GIVEN REQUEST
Each line below that contains "Sheriffs" counts once; report the total and nothing more.

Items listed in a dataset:
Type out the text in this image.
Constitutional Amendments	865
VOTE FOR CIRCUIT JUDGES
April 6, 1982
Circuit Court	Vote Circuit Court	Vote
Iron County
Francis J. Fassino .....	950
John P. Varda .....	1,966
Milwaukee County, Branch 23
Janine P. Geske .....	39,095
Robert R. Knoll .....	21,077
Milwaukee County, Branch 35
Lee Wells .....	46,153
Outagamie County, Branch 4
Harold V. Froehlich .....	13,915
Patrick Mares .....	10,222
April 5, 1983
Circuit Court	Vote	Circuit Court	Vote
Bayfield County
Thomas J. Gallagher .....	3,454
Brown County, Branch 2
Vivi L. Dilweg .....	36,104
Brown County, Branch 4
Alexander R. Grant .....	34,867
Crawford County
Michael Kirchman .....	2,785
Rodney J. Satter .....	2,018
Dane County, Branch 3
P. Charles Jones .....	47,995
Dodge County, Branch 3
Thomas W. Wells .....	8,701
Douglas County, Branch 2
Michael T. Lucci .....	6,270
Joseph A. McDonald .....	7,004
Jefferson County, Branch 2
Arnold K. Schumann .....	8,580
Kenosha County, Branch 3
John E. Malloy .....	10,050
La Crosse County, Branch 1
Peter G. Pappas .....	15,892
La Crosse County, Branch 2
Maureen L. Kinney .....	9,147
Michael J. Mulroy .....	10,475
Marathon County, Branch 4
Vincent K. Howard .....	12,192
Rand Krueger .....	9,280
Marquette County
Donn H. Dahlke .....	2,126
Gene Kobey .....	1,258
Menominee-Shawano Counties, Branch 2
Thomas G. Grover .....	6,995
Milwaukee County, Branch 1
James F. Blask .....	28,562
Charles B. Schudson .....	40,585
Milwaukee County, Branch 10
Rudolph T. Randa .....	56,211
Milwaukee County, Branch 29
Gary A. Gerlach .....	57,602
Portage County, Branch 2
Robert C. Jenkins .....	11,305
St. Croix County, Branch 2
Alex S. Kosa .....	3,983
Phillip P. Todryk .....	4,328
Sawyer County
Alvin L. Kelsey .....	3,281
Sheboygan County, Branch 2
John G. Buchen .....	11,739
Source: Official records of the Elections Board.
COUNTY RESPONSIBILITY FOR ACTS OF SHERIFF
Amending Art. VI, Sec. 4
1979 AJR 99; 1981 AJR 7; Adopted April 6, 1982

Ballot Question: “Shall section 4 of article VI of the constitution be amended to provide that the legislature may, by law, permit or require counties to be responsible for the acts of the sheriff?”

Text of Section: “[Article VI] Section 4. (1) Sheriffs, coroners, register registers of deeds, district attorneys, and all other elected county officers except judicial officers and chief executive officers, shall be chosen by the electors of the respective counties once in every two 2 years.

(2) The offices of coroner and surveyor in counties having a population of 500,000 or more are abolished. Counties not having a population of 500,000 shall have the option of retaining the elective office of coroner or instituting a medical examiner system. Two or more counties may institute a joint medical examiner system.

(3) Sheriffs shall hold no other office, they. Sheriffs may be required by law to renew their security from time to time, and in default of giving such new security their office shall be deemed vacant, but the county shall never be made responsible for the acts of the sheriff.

---

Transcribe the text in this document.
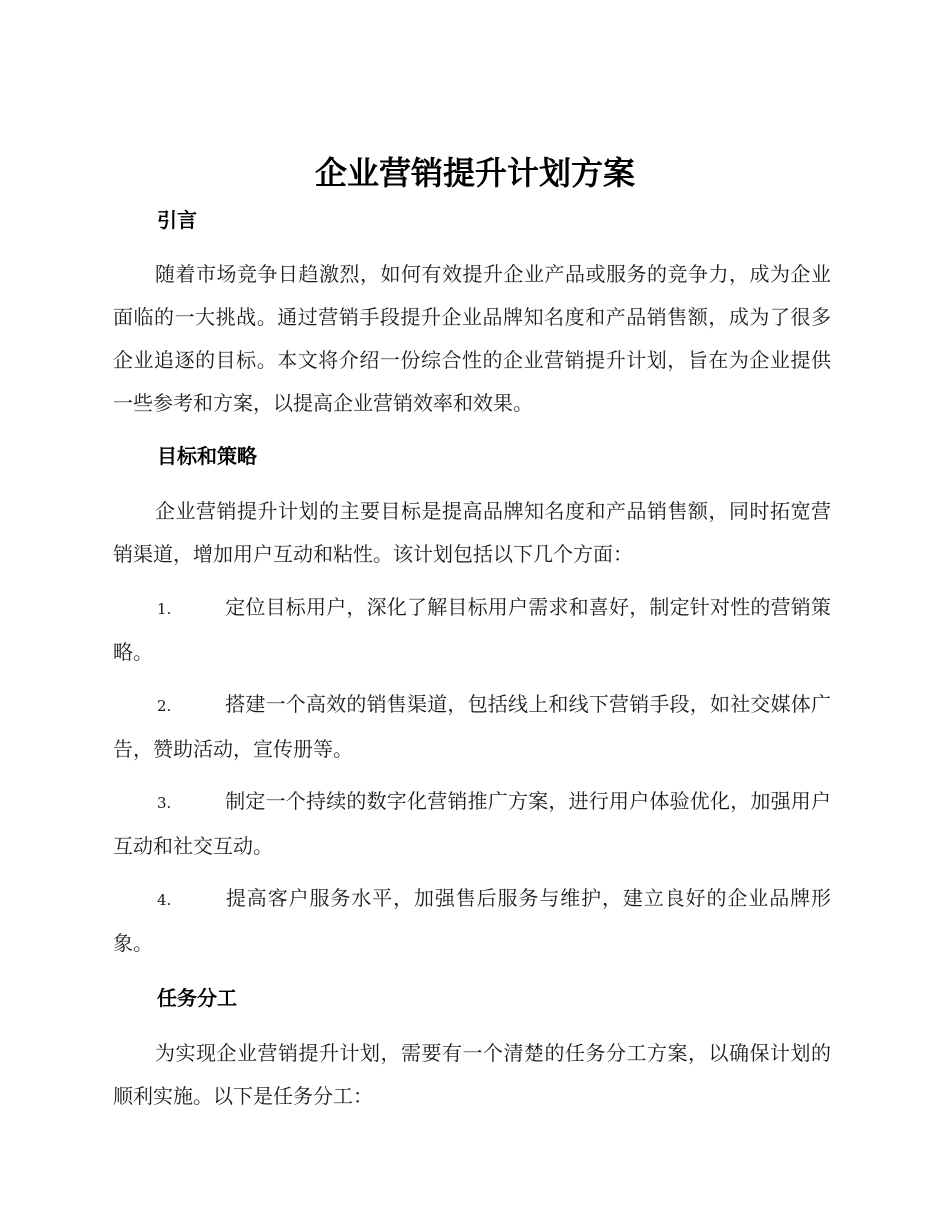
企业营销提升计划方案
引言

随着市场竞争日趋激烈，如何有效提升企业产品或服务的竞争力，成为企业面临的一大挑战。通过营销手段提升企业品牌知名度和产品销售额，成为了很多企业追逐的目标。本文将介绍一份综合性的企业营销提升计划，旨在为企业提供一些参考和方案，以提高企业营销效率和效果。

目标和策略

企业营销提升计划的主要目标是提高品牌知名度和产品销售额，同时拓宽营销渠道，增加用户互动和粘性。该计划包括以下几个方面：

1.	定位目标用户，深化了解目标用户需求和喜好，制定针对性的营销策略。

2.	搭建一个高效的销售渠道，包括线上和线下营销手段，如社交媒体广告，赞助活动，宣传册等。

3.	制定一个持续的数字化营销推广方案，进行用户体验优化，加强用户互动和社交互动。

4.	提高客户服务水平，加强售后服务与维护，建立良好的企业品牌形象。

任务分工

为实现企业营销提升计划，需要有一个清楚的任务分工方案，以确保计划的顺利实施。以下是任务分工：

--

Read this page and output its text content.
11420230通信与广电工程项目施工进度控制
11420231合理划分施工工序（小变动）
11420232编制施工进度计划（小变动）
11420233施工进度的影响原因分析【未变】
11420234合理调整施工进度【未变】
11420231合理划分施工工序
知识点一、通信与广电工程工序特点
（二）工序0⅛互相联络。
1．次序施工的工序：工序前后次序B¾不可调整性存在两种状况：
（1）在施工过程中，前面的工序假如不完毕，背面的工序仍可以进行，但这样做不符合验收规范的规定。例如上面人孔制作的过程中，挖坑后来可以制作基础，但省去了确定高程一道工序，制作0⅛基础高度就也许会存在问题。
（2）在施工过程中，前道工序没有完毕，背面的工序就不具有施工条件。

FULL ANSWER
2